# Problem:
Repeat the listing in full, exactly as it stands.

# Extracted records:

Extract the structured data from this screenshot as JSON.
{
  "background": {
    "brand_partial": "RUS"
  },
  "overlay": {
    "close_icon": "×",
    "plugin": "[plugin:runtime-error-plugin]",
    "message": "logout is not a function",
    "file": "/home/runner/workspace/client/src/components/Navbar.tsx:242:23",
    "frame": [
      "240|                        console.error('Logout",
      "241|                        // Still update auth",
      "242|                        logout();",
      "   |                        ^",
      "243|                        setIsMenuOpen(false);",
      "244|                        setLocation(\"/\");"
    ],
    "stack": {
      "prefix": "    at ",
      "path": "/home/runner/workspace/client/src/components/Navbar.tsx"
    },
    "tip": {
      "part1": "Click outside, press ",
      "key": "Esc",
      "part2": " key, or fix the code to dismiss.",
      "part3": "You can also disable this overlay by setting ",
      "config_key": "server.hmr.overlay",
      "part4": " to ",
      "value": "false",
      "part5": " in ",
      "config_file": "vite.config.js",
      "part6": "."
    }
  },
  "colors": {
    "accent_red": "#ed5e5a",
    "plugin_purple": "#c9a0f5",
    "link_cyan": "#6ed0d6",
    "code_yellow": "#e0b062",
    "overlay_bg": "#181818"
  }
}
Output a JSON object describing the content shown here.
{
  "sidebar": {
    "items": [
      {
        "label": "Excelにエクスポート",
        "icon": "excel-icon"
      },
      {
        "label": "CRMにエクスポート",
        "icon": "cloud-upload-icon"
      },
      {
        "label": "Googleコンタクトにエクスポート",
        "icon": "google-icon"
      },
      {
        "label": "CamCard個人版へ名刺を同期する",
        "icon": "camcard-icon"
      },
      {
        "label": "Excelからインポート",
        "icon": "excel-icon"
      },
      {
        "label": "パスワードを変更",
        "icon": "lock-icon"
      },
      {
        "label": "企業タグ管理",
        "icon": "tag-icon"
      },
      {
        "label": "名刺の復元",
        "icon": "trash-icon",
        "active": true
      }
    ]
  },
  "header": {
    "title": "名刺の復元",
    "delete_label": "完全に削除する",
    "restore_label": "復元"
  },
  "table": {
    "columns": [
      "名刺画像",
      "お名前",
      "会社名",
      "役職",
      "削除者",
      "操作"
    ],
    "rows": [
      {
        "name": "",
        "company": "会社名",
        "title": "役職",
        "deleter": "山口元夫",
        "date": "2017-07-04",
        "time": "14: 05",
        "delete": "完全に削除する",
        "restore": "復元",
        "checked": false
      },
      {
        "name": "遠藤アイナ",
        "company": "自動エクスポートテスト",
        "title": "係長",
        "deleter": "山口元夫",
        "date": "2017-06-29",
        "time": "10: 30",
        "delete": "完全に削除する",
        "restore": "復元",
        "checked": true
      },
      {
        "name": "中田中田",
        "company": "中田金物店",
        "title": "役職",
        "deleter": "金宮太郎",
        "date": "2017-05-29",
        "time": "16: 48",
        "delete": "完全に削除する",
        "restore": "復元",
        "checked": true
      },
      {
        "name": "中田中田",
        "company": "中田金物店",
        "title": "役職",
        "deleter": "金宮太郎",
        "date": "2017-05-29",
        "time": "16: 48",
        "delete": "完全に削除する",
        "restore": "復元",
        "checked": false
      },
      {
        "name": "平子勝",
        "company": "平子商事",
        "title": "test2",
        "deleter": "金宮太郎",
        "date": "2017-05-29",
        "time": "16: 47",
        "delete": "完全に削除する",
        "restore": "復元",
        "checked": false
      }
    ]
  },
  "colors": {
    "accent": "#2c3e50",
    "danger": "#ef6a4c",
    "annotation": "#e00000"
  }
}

# Reply:
Extract the structured data from this screenshot as JSON.
{
  "background": {
    "brand_partial": "RUS"
  },
  "overlay": {
    "close_icon": "×",
    "plugin": "[plugin:runtime-error-plugin]",
    "message": "logout is not a function",
    "file": "/home/runner/workspace/client/src/components/Navbar.tsx:242:23",
    "frame": [
      "240|                        console.error('Logout",
      "241|                        // Still update auth",
      "242|                        logout();",
      "   |                        ^",
      "243|                        setIsMenuOpen(false);",
      "244|                        setLocation(\"/\");"
    ],
    "stack": {
      "prefix": "    at ",
      "path": "/home/runner/workspace/client/src/components/Navbar.tsx"
    },
    "tip": {
      "part1": "Click outside, press ",
      "key": "Esc",
      "part2": " key, or fix the code to dismiss.",
      "part3": "You can also disable this overlay by setting ",
      "config_key": "server.hmr.overlay",
      "part4": " to ",
      "value": "false",
      "part5": " in ",
      "config_file": "vite.config.js",
      "part6": "."
    }
  },
  "colors": {
    "accent_red": "#ed5e5a",
    "plugin_purple": "#c9a0f5",
    "link_cyan": "#6ed0d6",
    "code_yellow": "#e0b062",
    "overlay_bg": "#181818"
  }
}
Output a JSON object describing the content shown here.
{
  "sidebar": {
    "items": [
      {
        "label": "Excelにエクスポート",
        "icon": "excel-icon"
      },
      {
        "label": "CRMにエクスポート",
        "icon": "cloud-upload-icon"
      },
      {
        "label": "Googleコンタクトにエクスポート",
        "icon": "google-icon"
      },
      {
        "label": "CamCard個人版へ名刺を同期する",
        "icon": "camcard-icon"
      },
      {
        "label": "Excelからインポート",
        "icon": "excel-icon"
      },
      {
        "label": "パスワードを変更",
        "icon": "lock-icon"
      },
      {
        "label": "企業タグ管理",
        "icon": "tag-icon"
      },
      {
        "label": "名刺の復元",
        "icon": "trash-icon",
        "active": true
      }
    ]
  },
  "header": {
    "title": "名刺の復元",
    "delete_label": "完全に削除する",
    "restore_label": "復元"
  },
  "table": {
    "columns": [
      "名刺画像",
      "お名前",
      "会社名",
      "役職",
      "削除者",
      "操作"
    ],
    "rows": [
      {
        "name": "",
        "company": "会社名",
        "title": "役職",
        "deleter": "山口元夫",
        "date": "2017-07-04",
        "time": "14: 05",
        "delete": "完全に削除する",
        "restore": "復元",
        "checked": false
      },
      {
        "name": "遠藤アイナ",
        "company": "自動エクスポートテスト",
        "title": "係長",
        "deleter": "山口元夫",
        "date": "2017-06-29",
        "time": "10: 30",
        "delete": "完全に削除する",
        "restore": "復元",
        "checked": true
      },
      {
        "name": "中田中田",
        "company": "中田金物店",
        "title": "役職",
        "deleter": "金宮太郎",
        "date": "2017-05-29",
        "time": "16: 48",
        "delete": "完全に削除する",
        "restore": "復元",
        "checked": true
      },
      {
        "name": "中田中田",
        "company": "中田金物店",
        "title": "役職",
        "deleter": "金宮太郎",
        "date": "2017-05-29",
        "time": "16: 48",
        "delete": "完全に削除する",
        "restore": "復元",
        "checked": false
      },
      {
        "name": "平子勝",
        "company": "平子商事",
        "title": "test2",
        "deleter": "金宮太郎",
        "date": "2017-05-29",
        "time": "16: 47",
        "delete": "完全に削除する",
        "restore": "復元",
        "checked": false
      }
    ]
  },
  "colors": {
    "accent": "#2c3e50",
    "danger": "#ef6a4c",
    "annotation": "#e00000"
  }
}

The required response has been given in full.